Description of the task: Gather all lines from the material that contain the word "footer".

Data provided:
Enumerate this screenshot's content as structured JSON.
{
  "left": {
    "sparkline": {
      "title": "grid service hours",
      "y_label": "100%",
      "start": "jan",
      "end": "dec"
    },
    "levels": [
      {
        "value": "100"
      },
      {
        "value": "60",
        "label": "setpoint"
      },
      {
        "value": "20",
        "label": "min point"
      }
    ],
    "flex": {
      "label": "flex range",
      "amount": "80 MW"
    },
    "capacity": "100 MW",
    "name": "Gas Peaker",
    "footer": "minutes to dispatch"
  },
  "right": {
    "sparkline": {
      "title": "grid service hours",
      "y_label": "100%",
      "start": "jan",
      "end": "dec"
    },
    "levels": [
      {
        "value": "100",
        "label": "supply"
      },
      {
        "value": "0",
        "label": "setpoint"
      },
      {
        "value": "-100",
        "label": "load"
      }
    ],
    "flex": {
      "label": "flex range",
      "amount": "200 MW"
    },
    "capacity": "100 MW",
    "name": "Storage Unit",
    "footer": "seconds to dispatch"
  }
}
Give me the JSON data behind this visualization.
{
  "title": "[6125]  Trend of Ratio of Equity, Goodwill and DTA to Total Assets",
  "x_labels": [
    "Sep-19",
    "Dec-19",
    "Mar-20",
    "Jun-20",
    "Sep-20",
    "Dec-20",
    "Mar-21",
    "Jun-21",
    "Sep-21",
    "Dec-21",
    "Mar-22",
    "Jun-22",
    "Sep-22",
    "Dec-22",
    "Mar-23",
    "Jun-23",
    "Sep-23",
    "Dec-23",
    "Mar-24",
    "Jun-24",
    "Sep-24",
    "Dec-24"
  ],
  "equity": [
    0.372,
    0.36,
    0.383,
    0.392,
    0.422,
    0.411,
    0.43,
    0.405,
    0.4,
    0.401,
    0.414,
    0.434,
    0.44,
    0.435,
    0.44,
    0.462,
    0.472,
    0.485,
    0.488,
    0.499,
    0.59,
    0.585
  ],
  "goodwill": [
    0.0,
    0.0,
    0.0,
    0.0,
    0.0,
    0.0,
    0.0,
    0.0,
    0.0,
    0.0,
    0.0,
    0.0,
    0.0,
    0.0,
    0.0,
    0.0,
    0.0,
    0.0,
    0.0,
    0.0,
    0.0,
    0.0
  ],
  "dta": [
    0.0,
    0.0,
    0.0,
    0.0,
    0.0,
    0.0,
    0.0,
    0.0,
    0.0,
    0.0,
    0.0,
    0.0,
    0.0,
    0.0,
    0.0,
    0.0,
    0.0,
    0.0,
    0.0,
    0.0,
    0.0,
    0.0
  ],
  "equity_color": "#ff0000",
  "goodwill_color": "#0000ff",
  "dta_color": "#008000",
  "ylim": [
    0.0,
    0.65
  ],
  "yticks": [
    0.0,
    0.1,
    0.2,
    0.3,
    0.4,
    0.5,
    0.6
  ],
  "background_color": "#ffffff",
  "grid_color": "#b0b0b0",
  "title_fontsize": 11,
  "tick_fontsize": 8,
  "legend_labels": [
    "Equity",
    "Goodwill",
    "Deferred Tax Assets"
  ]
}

The result:
    "footer": "minutes to dispatch"
    "footer": "seconds to dispatch"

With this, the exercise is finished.